= Challenge =
Pick out each line in these entries that contains the string "让生活更有色彩".

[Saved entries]
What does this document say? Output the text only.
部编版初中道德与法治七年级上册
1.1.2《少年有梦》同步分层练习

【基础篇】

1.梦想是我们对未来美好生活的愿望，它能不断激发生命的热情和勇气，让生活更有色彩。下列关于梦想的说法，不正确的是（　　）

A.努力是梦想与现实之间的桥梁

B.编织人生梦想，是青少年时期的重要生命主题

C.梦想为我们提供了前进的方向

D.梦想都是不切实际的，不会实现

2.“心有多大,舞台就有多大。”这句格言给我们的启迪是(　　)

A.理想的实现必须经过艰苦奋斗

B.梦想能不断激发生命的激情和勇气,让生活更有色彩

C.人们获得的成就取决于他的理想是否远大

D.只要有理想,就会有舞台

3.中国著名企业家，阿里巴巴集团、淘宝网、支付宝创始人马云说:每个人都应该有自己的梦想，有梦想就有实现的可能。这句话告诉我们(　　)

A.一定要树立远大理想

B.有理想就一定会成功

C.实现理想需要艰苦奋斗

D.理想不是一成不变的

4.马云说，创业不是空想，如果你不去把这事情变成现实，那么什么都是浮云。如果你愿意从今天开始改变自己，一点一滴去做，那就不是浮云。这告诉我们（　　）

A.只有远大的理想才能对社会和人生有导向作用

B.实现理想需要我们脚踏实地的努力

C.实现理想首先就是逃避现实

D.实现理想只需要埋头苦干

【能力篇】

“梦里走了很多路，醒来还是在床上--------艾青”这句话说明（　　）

= Result of this exercise =
1.梦想是我们对未来美好生活的愿望，它能不断激发生命的热情和勇气，让生活更有色彩。下列关于梦想的说法，不正确的是（　　）
B.梦想能不断激发生命的激情和勇气,让生活更有色彩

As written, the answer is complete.